GOAL:
Reproduce this listing in full.

Start of AVAILABLE RECORDS

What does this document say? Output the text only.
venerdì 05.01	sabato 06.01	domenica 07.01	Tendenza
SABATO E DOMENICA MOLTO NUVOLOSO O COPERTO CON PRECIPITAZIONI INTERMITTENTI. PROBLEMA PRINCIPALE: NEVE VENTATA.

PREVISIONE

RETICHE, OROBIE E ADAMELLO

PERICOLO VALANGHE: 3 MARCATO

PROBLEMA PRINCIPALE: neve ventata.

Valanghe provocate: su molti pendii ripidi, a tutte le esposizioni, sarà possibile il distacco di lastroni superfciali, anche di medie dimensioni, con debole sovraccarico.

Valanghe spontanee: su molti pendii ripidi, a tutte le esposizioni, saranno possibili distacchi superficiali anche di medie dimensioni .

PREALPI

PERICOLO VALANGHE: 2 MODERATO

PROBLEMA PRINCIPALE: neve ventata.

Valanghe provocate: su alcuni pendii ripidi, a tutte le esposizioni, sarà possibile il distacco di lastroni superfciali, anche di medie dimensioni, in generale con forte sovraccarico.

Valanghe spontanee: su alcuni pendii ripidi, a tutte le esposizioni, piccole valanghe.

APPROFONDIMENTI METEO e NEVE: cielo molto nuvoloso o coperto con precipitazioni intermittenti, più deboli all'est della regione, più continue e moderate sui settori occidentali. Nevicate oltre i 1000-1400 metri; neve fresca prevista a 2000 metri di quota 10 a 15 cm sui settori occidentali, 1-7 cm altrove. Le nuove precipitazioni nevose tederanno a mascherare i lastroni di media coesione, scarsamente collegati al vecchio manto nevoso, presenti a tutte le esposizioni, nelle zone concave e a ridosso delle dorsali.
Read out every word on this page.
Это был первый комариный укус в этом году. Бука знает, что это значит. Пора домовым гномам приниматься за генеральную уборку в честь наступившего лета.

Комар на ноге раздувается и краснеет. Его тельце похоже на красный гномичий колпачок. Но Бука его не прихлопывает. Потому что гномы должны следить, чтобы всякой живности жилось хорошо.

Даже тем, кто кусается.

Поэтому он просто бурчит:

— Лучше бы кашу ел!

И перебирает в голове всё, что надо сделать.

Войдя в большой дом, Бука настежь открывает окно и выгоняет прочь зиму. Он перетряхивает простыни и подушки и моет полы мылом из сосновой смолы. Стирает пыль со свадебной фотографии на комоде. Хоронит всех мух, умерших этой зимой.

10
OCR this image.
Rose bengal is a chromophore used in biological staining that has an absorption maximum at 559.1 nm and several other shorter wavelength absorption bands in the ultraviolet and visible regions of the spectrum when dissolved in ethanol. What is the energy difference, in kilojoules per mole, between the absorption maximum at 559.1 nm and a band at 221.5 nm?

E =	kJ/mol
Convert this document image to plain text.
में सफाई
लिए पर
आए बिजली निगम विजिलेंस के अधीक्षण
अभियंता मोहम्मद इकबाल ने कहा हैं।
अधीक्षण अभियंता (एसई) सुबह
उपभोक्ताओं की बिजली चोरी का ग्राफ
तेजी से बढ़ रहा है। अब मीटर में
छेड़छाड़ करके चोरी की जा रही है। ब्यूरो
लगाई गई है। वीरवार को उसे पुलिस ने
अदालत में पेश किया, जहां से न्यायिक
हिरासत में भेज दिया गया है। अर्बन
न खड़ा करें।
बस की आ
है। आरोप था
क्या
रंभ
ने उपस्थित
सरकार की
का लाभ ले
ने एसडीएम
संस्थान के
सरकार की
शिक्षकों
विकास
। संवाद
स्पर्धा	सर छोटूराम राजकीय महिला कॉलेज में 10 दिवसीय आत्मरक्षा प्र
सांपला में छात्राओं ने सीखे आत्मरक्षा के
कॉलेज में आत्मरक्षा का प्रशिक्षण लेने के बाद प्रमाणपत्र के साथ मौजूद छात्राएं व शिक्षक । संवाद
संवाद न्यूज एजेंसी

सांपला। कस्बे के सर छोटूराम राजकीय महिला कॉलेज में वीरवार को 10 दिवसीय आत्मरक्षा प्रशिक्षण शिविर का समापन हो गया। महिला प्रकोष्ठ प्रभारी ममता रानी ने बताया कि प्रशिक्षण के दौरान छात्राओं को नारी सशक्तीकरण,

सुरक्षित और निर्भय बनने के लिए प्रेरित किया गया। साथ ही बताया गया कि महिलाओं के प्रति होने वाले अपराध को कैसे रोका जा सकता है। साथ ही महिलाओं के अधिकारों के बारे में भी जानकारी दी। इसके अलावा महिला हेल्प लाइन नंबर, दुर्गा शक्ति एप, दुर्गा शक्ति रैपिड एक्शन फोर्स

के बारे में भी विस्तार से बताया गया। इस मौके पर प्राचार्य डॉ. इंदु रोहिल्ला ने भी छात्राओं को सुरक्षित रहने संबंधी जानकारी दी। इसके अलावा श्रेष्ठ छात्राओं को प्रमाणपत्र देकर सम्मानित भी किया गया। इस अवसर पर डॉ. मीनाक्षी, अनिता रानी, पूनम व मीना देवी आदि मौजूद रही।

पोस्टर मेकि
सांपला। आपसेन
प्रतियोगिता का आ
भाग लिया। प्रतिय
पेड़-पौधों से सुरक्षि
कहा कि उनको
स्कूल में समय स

End of AVAILABLE RECORDS

OUTPUT:
What does this document say? Output the text only.
venerdì 05.01	sabato 06.01	domenica 07.01	Tendenza
SABATO E DOMENICA MOLTO NUVOLOSO O COPERTO CON PRECIPITAZIONI INTERMITTENTI. PROBLEMA PRINCIPALE: NEVE VENTATA.

PREVISIONE

RETICHE, OROBIE E ADAMELLO

PERICOLO VALANGHE: 3 MARCATO

PROBLEMA PRINCIPALE: neve ventata.

Valanghe provocate: su molti pendii ripidi, a tutte le esposizioni, sarà possibile il distacco di lastroni superfciali, anche di medie dimensioni, con debole sovraccarico.

Valanghe spontanee: su molti pendii ripidi, a tutte le esposizioni, saranno possibili distacchi superficiali anche di medie dimensioni .

PREALPI

PERICOLO VALANGHE: 2 MODERATO

PROBLEMA PRINCIPALE: neve ventata.

Valanghe provocate: su alcuni pendii ripidi, a tutte le esposizioni, sarà possibile il distacco di lastroni superfciali, anche di medie dimensioni, in generale con forte sovraccarico.

Valanghe spontanee: su alcuni pendii ripidi, a tutte le esposizioni, piccole valanghe.

APPROFONDIMENTI METEO e NEVE: cielo molto nuvoloso o coperto con precipitazioni intermittenti, più deboli all'est della regione, più continue e moderate sui settori occidentali. Nevicate oltre i 1000-1400 metri; neve fresca prevista a 2000 metri di quota 10 a 15 cm sui settori occidentali, 1-7 cm altrove. Le nuove precipitazioni nevose tederanno a mascherare i lastroni di media coesione, scarsamente collegati al vecchio manto nevoso, presenti a tutte le esposizioni, nelle zone concave e a ridosso delle dorsali.
Read out every word on this page.
Это был первый комариный укус в этом году. Бука знает, что это значит. Пора домовым гномам приниматься за генеральную уборку в честь наступившего лета.

Комар на ноге раздувается и краснеет. Его тельце похоже на красный гномичий колпачок. Но Бука его не прихлопывает. Потому что гномы должны следить, чтобы всякой живности жилось хорошо.

Даже тем, кто кусается.

Поэтому он просто бурчит:

— Лучше бы кашу ел!

И перебирает в голове всё, что надо сделать.

Войдя в большой дом, Бука настежь открывает окно и выгоняет прочь зиму. Он перетряхивает простыни и подушки и моет полы мылом из сосновой смолы. Стирает пыль со свадебной фотографии на комоде. Хоронит всех мух, умерших этой зимой.

10
OCR this image.
Rose bengal is a chromophore used in biological staining that has an absorption maximum at 559.1 nm and several other shorter wavelength absorption bands in the ultraviolet and visible regions of the spectrum when dissolved in ethanol. What is the energy difference, in kilojoules per mole, between the absorption maximum at 559.1 nm and a band at 221.5 nm?

E =	kJ/mol
Convert this document image to plain text.
में सफाई
लिए पर
आए बिजली निगम विजिलेंस के अधीक्षण
अभियंता मोहम्मद इकबाल ने कहा हैं।
अधीक्षण अभियंता (एसई) सुबह
उपभोक्ताओं की बिजली चोरी का ग्राफ
तेजी से बढ़ रहा है। अब मीटर में
छेड़छाड़ करके चोरी की जा रही है। ब्यूरो
लगाई गई है। वीरवार को उसे पुलिस ने
अदालत में पेश किया, जहां से न्यायिक
हिरासत में भेज दिया गया है। अर्बन
न खड़ा करें।
बस की आ
है। आरोप था
क्या
रंभ
ने उपस्थित
सरकार की
का लाभ ले
ने एसडीएम
संस्थान के
सरकार की
शिक्षकों
विकास
। संवाद
स्पर्धा	सर छोटूराम राजकीय महिला कॉलेज में 10 दिवसीय आत्मरक्षा प्र
सांपला में छात्राओं ने सीखे आत्मरक्षा के
कॉलेज में आत्मरक्षा का प्रशिक्षण लेने के बाद प्रमाणपत्र के साथ मौजूद छात्राएं व शिक्षक । संवाद
संवाद न्यूज एजेंसी

सांपला। कस्बे के सर छोटूराम राजकीय महिला कॉलेज में वीरवार को 10 दिवसीय आत्मरक्षा प्रशिक्षण शिविर का समापन हो गया। महिला प्रकोष्ठ प्रभारी ममता रानी ने बताया कि प्रशिक्षण के दौरान छात्राओं को नारी सशक्तीकरण,

सुरक्षित और निर्भय बनने के लिए प्रेरित किया गया। साथ ही बताया गया कि महिलाओं के प्रति होने वाले अपराध को कैसे रोका जा सकता है। साथ ही महिलाओं के अधिकारों के बारे में भी जानकारी दी। इसके अलावा महिला हेल्प लाइन नंबर, दुर्गा शक्ति एप, दुर्गा शक्ति रैपिड एक्शन फोर्स

के बारे में भी विस्तार से बताया गया। इस मौके पर प्राचार्य डॉ. इंदु रोहिल्ला ने भी छात्राओं को सुरक्षित रहने संबंधी जानकारी दी। इसके अलावा श्रेष्ठ छात्राओं को प्रमाणपत्र देकर सम्मानित भी किया गया। इस अवसर पर डॉ. मीनाक्षी, अनिता रानी, पूनम व मीना देवी आदि मौजूद रही।

पोस्टर मेकि
सांपला। आपसेन
प्रतियोगिता का आ
भाग लिया। प्रतिय
पेड़-पौधों से सुरक्षि
कहा कि उनको
स्कूल में समय स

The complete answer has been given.